Records from a dataset:
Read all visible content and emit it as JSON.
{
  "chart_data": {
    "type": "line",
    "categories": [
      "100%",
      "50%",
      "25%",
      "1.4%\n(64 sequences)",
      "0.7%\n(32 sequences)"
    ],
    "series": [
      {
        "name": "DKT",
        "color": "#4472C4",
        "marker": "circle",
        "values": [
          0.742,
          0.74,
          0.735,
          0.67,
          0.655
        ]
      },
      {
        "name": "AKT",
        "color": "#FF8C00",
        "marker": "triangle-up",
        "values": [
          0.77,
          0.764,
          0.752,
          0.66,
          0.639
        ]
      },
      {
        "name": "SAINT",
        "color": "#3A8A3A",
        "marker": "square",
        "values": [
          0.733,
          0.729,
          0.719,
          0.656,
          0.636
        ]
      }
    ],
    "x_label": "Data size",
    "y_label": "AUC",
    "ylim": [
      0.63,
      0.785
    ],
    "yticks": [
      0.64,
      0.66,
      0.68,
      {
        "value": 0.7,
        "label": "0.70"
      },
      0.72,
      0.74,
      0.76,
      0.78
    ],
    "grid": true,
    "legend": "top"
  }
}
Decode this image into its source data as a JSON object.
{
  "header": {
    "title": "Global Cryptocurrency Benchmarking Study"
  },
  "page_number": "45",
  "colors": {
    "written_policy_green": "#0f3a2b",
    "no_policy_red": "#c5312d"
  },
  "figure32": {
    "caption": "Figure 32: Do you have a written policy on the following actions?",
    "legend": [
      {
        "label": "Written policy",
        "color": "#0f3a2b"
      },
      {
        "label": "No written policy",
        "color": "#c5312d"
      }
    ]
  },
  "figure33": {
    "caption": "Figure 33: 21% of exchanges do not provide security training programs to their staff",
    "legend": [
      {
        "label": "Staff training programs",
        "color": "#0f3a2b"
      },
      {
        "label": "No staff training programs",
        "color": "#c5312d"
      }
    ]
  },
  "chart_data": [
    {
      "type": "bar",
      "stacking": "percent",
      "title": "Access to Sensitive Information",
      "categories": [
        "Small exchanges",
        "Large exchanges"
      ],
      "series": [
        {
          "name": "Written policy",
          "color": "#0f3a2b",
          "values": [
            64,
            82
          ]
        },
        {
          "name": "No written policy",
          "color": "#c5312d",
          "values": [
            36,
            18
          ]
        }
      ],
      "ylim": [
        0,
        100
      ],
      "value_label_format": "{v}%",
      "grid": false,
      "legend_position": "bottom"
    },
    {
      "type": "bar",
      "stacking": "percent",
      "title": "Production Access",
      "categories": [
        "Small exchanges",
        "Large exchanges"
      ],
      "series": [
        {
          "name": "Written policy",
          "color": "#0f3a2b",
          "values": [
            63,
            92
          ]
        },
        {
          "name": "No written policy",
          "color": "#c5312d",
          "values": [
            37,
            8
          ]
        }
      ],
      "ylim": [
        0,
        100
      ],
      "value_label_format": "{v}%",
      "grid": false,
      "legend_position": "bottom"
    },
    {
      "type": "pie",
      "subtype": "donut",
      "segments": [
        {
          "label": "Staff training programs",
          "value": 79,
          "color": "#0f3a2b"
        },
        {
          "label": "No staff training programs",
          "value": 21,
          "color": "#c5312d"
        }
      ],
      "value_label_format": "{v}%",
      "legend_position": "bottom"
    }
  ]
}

Task to carry out: From the preceding material, extract every line exactly.

Answer to the task:
Read all visible content and emit it as JSON.
{
  "chart_data": {
    "type": "line",
    "categories": [
      "100%",
      "50%",
      "25%",
      "1.4%\n(64 sequences)",
      "0.7%\n(32 sequences)"
    ],
    "series": [
      {
        "name": "DKT",
        "color": "#4472C4",
        "marker": "circle",
        "values": [
          0.742,
          0.74,
          0.735,
          0.67,
          0.655
        ]
      },
      {
        "name": "AKT",
        "color": "#FF8C00",
        "marker": "triangle-up",
        "values": [
          0.77,
          0.764,
          0.752,
          0.66,
          0.639
        ]
      },
      {
        "name": "SAINT",
        "color": "#3A8A3A",
        "marker": "square",
        "values": [
          0.733,
          0.729,
          0.719,
          0.656,
          0.636
        ]
      }
    ],
    "x_label": "Data size",
    "y_label": "AUC",
    "ylim": [
      0.63,
      0.785
    ],
    "yticks": [
      0.64,
      0.66,
      0.68,
      {
        "value": 0.7,
        "label": "0.70"
      },
      0.72,
      0.74,
      0.76,
      0.78
    ],
    "grid": true,
    "legend": "top"
  }
}
Decode this image into its source data as a JSON object.
{
  "header": {
    "title": "Global Cryptocurrency Benchmarking Study"
  },
  "page_number": "45",
  "colors": {
    "written_policy_green": "#0f3a2b",
    "no_policy_red": "#c5312d"
  },
  "figure32": {
    "caption": "Figure 32: Do you have a written policy on the following actions?",
    "legend": [
      {
        "label": "Written policy",
        "color": "#0f3a2b"
      },
      {
        "label": "No written policy",
        "color": "#c5312d"
      }
    ]
  },
  "figure33": {
    "caption": "Figure 33: 21% of exchanges do not provide security training programs to their staff",
    "legend": [
      {
        "label": "Staff training programs",
        "color": "#0f3a2b"
      },
      {
        "label": "No staff training programs",
        "color": "#c5312d"
      }
    ]
  },
  "chart_data": [
    {
      "type": "bar",
      "stacking": "percent",
      "title": "Access to Sensitive Information",
      "categories": [
        "Small exchanges",
        "Large exchanges"
      ],
      "series": [
        {
          "name": "Written policy",
          "color": "#0f3a2b",
          "values": [
            64,
            82
          ]
        },
        {
          "name": "No written policy",
          "color": "#c5312d",
          "values": [
            36,
            18
          ]
        }
      ],
      "ylim": [
        0,
        100
      ],
      "value_label_format": "{v}%",
      "grid": false,
      "legend_position": "bottom"
    },
    {
      "type": "bar",
      "stacking": "percent",
      "title": "Production Access",
      "categories": [
        "Small exchanges",
        "Large exchanges"
      ],
      "series": [
        {
          "name": "Written policy",
          "color": "#0f3a2b",
          "values": [
            63,
            92
          ]
        },
        {
          "name": "No written policy",
          "color": "#c5312d",
          "values": [
            37,
            8
          ]
        }
      ],
      "ylim": [
        0,
        100
      ],
      "value_label_format": "{v}%",
      "grid": false,
      "legend_position": "bottom"
    },
    {
      "type": "pie",
      "subtype": "donut",
      "segments": [
        {
          "label": "Staff training programs",
          "value": 79,
          "color": "#0f3a2b"
        },
        {
          "label": "No staff training programs",
          "value": 21,
          "color": "#c5312d"
        }
      ],
      "value_label_format": "{v}%",
      "legend_position": "bottom"
    }
  ]
}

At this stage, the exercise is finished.